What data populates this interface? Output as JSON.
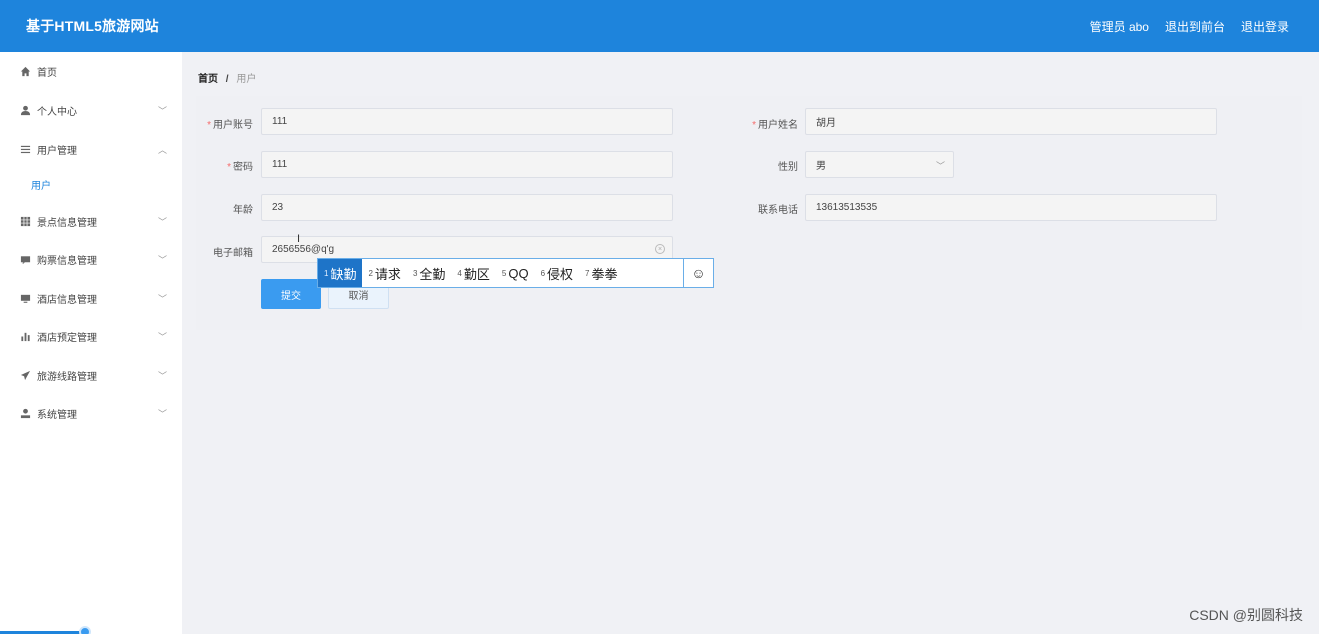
{
  "header": {
    "title": "基于HTML5旅游网站",
    "admin": "管理员 abo",
    "to_front": "退出到前台",
    "logout": "退出登录"
  },
  "sidebar": {
    "items": [
      {
        "label": "首页",
        "icon": "home-icon"
      },
      {
        "label": "个人中心",
        "icon": "user-icon"
      },
      {
        "label": "用户管理",
        "icon": "list-icon"
      },
      {
        "label": "用户",
        "icon": ""
      },
      {
        "label": "景点信息管理",
        "icon": "grid-icon"
      },
      {
        "label": "购票信息管理",
        "icon": "ticket-icon"
      },
      {
        "label": "酒店信息管理",
        "icon": "monitor-icon"
      },
      {
        "label": "酒店预定管理",
        "icon": "bar-chart-icon"
      },
      {
        "label": "旅游线路管理",
        "icon": "send-icon"
      },
      {
        "label": "系统管理",
        "icon": "user-icon"
      }
    ]
  },
  "breadcrumb": {
    "home": "首页",
    "sep": "/",
    "current": "用户"
  },
  "form": {
    "account": {
      "label": "用户账号",
      "value": "111",
      "required": true
    },
    "name": {
      "label": "用户姓名",
      "value": "胡月",
      "required": true
    },
    "password": {
      "label": "密码",
      "value": "111",
      "required": true
    },
    "gender": {
      "label": "性别",
      "value": "男"
    },
    "age": {
      "label": "年龄",
      "value": "23"
    },
    "phone": {
      "label": "联系电话",
      "value": "13613513535"
    },
    "email": {
      "label": "电子邮箱",
      "value": "2656556@q'g"
    },
    "submit": "提交",
    "cancel": "取消"
  },
  "ime": {
    "candidates": [
      {
        "n": "1",
        "text": "缺勤"
      },
      {
        "n": "2",
        "text": "请求"
      },
      {
        "n": "3",
        "text": "全勤"
      },
      {
        "n": "4",
        "text": "勤区"
      },
      {
        "n": "5",
        "text": "QQ"
      },
      {
        "n": "6",
        "text": "侵权"
      },
      {
        "n": "7",
        "text": "拳拳"
      }
    ],
    "emoji": "☺"
  },
  "text_cursor": "I",
  "watermark": "CSDN @别圆科技",
  "colors": {
    "primary": "#1e84dc",
    "button": "#3a9bf0",
    "required": "#f56c6c"
  }
}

### TASK DIRECTIONS
Without the pictures, print the records in full, exactly as they appear.

### EXERCISE ANSWER
What data populates this interface? Output as JSON.
{
  "header": {
    "title": "基于HTML5旅游网站",
    "admin": "管理员 abo",
    "to_front": "退出到前台",
    "logout": "退出登录"
  },
  "sidebar": {
    "items": [
      {
        "label": "首页",
        "icon": "home-icon"
      },
      {
        "label": "个人中心",
        "icon": "user-icon"
      },
      {
        "label": "用户管理",
        "icon": "list-icon"
      },
      {
        "label": "用户",
        "icon": ""
      },
      {
        "label": "景点信息管理",
        "icon": "grid-icon"
      },
      {
        "label": "购票信息管理",
        "icon": "ticket-icon"
      },
      {
        "label": "酒店信息管理",
        "icon": "monitor-icon"
      },
      {
        "label": "酒店预定管理",
        "icon": "bar-chart-icon"
      },
      {
        "label": "旅游线路管理",
        "icon": "send-icon"
      },
      {
        "label": "系统管理",
        "icon": "user-icon"
      }
    ]
  },
  "breadcrumb": {
    "home": "首页",
    "sep": "/",
    "current": "用户"
  },
  "form": {
    "account": {
      "label": "用户账号",
      "value": "111",
      "required": true
    },
    "name": {
      "label": "用户姓名",
      "value": "胡月",
      "required": true
    },
    "password": {
      "label": "密码",
      "value": "111",
      "required": true
    },
    "gender": {
      "label": "性别",
      "value": "男"
    },
    "age": {
      "label": "年龄",
      "value": "23"
    },
    "phone": {
      "label": "联系电话",
      "value": "13613513535"
    },
    "email": {
      "label": "电子邮箱",
      "value": "2656556@q'g"
    },
    "submit": "提交",
    "cancel": "取消"
  },
  "ime": {
    "candidates": [
      {
        "n": "1",
        "text": "缺勤"
      },
      {
        "n": "2",
        "text": "请求"
      },
      {
        "n": "3",
        "text": "全勤"
      },
      {
        "n": "4",
        "text": "勤区"
      },
      {
        "n": "5",
        "text": "QQ"
      },
      {
        "n": "6",
        "text": "侵权"
      },
      {
        "n": "7",
        "text": "拳拳"
      }
    ],
    "emoji": "☺"
  },
  "text_cursor": "I",
  "watermark": "CSDN @别圆科技",
  "colors": {
    "primary": "#1e84dc",
    "button": "#3a9bf0",
    "required": "#f56c6c"
  }
}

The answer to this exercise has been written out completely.